> **THE TASK**:
Search the material for the word "page" and copy each line that holds it.

================================

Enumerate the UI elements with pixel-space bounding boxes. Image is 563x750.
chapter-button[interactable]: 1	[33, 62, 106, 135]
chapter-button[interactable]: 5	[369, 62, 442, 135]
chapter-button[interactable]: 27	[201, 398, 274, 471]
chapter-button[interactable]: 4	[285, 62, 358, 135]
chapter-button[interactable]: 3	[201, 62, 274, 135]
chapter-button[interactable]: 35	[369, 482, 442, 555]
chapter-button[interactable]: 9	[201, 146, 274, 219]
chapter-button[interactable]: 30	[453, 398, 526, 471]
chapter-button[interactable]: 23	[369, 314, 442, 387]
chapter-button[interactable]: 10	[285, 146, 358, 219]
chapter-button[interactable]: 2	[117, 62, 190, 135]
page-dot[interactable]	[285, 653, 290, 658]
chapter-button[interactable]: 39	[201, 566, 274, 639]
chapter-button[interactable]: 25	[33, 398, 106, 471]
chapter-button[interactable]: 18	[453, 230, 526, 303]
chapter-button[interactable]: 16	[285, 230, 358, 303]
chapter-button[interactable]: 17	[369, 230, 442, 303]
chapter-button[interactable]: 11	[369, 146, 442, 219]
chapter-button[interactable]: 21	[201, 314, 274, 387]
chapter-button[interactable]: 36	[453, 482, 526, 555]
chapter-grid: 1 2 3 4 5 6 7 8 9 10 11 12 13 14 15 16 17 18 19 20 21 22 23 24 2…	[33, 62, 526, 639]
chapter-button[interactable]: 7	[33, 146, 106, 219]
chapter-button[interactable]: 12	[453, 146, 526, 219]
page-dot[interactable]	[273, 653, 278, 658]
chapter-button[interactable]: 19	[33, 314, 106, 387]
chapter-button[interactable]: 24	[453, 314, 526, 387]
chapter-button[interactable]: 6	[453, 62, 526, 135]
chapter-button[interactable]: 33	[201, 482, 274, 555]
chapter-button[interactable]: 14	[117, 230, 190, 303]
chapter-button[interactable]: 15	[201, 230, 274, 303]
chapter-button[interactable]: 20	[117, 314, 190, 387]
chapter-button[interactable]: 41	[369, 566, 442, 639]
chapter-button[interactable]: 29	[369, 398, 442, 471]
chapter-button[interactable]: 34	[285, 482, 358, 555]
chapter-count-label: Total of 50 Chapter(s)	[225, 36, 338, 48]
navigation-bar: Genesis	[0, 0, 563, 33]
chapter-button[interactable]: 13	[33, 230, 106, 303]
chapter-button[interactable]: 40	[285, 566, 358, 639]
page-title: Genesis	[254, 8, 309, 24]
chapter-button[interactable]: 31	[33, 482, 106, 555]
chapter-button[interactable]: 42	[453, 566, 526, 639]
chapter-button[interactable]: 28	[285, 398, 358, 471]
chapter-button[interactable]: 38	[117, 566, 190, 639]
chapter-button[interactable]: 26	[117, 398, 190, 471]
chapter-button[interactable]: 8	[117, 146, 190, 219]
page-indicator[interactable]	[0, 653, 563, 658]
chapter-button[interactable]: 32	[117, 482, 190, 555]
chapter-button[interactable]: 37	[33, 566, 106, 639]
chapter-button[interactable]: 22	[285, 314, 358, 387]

================================

> **WRITTEN ANSWER**:
page-dot[interactable]	[285, 653, 290, 658]
page-dot[interactable]	[273, 653, 278, 658]
page-title: Genesis	[254, 8, 309, 24]
page-indicator[interactable]	[0, 653, 563, 658]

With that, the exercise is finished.